Problem details:
Report every line of the records below that contains the word "this".

Data entries for graphics:
++++++++++++++++++++

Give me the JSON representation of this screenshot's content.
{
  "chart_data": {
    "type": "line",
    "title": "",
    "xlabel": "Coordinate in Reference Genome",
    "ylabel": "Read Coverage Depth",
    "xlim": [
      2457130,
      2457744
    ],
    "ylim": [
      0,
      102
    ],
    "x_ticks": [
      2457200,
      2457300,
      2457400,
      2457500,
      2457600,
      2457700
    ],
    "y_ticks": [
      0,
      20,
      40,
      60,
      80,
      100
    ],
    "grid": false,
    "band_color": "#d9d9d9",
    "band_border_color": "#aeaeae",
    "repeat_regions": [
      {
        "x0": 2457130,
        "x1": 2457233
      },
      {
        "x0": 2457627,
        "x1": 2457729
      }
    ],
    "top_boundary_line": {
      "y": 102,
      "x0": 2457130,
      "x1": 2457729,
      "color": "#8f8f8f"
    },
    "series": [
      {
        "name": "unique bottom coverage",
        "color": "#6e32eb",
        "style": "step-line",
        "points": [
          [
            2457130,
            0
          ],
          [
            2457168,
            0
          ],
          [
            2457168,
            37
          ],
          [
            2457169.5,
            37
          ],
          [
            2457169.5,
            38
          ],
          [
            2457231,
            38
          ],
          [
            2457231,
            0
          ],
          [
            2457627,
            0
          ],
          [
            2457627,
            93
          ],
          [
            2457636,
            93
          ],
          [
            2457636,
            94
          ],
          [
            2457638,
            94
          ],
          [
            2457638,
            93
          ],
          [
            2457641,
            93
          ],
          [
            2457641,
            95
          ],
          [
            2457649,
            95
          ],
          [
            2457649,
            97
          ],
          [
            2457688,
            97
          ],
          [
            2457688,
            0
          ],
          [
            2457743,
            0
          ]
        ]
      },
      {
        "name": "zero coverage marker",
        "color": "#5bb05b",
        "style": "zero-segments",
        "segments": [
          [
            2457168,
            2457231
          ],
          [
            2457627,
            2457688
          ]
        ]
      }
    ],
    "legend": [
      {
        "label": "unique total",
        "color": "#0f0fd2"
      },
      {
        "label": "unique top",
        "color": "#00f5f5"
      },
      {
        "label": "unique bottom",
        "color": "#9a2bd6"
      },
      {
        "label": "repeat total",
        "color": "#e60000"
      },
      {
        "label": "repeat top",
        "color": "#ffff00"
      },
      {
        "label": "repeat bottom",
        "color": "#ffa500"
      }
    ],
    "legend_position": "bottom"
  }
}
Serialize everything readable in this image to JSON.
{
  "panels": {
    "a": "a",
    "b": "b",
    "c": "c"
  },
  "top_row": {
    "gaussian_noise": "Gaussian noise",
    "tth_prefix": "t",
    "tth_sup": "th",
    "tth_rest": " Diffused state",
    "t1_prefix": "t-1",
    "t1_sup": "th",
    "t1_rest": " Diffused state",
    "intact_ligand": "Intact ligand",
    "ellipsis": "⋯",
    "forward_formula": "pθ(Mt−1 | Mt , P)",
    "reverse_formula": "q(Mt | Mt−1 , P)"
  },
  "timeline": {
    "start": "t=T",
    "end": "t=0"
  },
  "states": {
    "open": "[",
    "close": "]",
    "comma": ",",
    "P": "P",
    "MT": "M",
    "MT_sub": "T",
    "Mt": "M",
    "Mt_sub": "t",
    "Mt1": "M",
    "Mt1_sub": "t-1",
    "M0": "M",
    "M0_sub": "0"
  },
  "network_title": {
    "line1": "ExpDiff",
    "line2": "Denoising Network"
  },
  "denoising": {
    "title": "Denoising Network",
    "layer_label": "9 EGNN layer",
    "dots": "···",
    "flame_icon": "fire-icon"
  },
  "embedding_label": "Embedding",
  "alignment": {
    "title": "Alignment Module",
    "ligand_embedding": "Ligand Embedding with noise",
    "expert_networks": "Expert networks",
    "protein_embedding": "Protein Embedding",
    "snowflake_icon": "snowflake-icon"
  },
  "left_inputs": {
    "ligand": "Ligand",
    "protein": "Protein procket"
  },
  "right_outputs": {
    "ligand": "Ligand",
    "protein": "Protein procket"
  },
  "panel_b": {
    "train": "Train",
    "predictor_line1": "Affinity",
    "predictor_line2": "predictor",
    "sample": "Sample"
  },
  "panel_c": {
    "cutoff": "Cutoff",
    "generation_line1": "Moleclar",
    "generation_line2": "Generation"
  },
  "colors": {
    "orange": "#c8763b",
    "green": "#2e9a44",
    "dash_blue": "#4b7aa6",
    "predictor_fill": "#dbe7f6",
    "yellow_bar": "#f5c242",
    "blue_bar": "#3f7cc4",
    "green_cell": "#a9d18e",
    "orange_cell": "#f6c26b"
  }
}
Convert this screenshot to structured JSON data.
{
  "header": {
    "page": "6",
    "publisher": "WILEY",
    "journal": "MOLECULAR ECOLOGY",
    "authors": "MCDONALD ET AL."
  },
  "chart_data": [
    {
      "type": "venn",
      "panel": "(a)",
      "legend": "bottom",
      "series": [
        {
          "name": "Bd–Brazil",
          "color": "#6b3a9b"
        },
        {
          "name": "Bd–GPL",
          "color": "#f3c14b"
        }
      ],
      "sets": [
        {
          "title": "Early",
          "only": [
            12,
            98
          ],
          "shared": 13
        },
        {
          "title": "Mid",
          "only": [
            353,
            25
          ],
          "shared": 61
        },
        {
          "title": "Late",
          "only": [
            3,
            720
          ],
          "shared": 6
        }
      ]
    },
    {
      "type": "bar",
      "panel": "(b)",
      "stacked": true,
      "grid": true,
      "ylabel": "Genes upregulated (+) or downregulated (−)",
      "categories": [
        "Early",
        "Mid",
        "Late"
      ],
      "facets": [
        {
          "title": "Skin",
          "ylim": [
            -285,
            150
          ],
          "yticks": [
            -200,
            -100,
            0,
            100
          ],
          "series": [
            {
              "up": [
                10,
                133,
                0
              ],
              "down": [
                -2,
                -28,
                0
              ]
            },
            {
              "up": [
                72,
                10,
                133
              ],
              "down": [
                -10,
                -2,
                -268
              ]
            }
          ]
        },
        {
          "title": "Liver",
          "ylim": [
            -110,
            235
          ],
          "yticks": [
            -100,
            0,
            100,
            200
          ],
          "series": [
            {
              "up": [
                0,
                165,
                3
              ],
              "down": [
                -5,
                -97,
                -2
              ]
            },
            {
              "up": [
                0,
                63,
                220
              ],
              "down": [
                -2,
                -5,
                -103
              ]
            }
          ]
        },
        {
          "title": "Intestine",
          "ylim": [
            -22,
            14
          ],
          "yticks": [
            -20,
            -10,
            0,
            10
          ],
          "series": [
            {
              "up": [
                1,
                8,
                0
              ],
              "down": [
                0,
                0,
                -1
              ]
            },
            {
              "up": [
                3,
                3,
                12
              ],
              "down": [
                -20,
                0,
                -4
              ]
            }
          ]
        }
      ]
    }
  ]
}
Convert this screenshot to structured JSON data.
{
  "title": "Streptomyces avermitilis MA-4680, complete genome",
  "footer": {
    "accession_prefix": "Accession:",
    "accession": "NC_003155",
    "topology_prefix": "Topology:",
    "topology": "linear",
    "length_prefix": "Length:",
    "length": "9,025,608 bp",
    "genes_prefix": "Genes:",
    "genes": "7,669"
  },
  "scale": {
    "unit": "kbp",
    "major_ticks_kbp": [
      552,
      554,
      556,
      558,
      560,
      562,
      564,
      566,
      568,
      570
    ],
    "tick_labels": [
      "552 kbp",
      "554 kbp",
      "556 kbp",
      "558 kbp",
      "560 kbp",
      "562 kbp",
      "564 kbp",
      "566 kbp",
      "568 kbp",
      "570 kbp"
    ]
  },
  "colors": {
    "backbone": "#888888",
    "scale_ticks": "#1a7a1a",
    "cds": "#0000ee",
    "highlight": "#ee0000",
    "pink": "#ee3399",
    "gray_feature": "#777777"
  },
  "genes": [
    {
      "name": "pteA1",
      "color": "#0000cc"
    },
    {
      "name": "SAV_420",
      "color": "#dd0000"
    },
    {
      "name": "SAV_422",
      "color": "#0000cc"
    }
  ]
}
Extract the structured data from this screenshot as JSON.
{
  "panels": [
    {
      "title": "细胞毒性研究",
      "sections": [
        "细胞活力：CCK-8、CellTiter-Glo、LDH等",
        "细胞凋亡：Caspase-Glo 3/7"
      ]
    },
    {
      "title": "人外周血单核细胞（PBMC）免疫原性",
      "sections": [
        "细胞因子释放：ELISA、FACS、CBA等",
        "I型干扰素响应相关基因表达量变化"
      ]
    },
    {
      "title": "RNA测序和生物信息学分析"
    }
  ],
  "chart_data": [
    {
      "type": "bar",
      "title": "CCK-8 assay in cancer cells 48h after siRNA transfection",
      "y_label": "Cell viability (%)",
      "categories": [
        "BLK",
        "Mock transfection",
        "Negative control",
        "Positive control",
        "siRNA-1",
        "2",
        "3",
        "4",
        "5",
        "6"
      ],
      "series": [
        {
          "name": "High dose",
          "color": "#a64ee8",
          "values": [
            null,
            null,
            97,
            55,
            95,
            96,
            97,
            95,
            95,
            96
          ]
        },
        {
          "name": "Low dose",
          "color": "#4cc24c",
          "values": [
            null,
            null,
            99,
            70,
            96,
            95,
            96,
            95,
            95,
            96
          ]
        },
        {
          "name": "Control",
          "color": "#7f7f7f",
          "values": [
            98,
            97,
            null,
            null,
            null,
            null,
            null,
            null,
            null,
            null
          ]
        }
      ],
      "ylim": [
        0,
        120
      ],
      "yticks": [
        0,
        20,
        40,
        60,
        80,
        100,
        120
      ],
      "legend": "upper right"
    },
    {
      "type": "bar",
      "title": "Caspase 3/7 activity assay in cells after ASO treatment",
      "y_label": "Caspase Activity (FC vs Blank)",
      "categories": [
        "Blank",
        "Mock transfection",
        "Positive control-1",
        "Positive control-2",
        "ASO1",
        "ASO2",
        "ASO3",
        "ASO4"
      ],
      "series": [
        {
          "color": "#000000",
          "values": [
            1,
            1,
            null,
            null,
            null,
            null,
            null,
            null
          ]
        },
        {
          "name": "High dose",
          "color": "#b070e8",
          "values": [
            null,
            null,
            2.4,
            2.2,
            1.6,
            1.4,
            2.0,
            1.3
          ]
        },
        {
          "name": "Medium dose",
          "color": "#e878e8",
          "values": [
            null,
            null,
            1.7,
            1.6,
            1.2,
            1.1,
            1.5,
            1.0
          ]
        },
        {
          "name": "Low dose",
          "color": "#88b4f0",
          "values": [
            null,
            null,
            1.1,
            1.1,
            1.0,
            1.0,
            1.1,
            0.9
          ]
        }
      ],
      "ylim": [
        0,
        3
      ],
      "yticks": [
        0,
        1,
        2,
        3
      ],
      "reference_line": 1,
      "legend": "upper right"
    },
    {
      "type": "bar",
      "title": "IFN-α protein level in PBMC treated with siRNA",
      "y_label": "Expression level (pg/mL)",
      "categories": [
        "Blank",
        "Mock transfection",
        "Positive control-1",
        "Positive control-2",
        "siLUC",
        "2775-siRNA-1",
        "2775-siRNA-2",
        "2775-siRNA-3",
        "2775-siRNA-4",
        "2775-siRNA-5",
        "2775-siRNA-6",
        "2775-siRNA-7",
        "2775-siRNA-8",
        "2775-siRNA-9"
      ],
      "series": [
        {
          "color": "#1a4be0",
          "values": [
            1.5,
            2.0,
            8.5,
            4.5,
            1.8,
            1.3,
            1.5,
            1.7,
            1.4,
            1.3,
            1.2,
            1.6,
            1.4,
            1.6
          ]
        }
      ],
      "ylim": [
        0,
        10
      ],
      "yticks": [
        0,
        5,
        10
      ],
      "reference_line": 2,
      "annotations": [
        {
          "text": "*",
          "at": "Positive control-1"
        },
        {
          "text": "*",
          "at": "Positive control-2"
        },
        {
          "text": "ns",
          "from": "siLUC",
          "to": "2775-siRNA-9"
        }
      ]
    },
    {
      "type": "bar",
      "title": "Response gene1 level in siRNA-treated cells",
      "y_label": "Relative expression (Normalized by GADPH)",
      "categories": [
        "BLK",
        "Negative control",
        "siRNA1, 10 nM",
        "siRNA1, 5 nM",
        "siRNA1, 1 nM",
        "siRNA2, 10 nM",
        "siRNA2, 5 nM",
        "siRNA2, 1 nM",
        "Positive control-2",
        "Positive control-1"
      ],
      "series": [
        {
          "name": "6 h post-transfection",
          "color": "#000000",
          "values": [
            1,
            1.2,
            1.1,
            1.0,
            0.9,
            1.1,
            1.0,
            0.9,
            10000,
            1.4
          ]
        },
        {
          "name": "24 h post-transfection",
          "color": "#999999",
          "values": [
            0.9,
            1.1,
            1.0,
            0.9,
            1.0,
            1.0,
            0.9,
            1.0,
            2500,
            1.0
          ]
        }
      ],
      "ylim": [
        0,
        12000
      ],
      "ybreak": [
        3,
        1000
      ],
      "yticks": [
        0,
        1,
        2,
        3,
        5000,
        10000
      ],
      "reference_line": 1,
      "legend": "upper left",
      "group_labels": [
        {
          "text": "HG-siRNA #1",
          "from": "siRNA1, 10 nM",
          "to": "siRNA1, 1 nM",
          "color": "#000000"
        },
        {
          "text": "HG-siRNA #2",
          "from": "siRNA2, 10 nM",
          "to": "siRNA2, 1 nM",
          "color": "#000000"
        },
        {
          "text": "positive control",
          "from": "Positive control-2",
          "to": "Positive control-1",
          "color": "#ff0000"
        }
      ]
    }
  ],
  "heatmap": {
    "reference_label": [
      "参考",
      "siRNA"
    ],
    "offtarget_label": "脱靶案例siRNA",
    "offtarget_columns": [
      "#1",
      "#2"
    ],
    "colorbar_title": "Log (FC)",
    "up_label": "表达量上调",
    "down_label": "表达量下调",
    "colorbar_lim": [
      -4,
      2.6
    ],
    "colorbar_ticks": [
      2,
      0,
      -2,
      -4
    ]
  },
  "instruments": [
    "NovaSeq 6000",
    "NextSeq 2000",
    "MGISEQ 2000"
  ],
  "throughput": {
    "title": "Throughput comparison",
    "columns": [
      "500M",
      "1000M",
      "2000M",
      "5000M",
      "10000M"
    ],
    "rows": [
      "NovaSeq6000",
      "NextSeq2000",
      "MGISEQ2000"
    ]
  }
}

++++++++++++++++++++

Solved exercise:
Give me the JSON representation of this screenshot's content.
Serialize everything readable in this image to JSON.
Convert this screenshot to structured JSON data.
Convert this screenshot to structured JSON data.
Extract the structured data from this screenshot as JSON.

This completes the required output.